Dataset records:
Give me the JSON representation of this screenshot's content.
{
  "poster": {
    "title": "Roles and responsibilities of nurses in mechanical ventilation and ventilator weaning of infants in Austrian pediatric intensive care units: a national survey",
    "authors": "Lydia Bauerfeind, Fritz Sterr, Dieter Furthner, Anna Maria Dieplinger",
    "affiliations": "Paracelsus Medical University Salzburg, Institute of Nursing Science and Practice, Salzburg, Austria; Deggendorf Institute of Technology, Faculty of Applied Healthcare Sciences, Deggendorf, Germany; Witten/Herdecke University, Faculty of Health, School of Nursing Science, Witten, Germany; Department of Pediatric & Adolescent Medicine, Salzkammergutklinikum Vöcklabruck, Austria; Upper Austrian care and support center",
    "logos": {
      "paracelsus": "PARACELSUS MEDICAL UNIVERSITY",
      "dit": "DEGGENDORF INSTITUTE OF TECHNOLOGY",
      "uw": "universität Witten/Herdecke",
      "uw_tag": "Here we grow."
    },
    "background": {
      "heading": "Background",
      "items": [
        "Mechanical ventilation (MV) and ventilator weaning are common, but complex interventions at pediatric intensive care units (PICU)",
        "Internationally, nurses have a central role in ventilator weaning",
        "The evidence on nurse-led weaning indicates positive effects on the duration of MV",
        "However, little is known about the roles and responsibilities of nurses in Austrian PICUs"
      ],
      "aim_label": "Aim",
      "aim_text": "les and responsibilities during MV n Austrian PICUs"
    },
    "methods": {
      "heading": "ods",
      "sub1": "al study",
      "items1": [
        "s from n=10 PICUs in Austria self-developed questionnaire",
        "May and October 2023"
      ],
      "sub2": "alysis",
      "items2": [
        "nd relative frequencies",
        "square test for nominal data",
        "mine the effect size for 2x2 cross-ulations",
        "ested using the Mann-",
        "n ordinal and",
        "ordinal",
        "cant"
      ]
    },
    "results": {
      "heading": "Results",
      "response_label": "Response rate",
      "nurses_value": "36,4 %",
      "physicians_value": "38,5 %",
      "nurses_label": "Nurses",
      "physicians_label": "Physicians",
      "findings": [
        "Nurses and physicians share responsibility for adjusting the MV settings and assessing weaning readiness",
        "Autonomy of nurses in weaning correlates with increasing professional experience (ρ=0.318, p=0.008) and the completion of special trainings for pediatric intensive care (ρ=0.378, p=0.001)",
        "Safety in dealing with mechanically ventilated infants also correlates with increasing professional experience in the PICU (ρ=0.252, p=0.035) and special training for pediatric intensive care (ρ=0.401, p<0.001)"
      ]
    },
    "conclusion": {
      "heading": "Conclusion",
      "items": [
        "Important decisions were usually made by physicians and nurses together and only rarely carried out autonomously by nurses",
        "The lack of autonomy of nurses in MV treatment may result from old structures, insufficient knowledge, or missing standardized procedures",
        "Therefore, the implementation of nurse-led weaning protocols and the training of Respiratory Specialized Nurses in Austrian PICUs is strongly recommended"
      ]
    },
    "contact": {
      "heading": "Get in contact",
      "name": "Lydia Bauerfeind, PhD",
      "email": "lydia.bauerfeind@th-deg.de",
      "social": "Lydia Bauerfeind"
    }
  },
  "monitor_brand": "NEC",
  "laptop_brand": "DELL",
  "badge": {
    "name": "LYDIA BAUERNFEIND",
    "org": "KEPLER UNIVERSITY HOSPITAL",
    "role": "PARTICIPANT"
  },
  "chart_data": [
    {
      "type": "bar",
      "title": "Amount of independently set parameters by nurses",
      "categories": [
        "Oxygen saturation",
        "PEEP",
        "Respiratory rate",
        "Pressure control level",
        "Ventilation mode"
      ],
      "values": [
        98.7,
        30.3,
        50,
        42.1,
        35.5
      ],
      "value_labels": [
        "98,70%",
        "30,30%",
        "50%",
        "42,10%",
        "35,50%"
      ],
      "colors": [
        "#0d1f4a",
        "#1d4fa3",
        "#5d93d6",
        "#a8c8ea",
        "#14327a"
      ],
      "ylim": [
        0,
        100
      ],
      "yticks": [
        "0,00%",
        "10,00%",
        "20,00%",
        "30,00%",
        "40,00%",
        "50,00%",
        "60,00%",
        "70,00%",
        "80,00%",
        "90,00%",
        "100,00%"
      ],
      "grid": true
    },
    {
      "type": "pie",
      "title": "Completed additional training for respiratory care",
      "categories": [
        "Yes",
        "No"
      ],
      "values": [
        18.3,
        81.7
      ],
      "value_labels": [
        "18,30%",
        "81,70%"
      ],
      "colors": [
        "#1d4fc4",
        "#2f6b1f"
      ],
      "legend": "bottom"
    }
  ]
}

What to do: Pull out every line containing "increasing".

Exercise response:
        "Autonomy of nurses in weaning correlates with increasing professional experience (ρ=0.318, p=0.008) and the completion of special trainings for pediatric intensive care (ρ=0.378, p=0.001)",
        "Safety in dealing with mechanically ventilated infants also correlates with increasing professional experience in the PICU (ρ=0.252, p=0.035) and special training for pediatric intensive care (ρ=0.401, p<0.001)"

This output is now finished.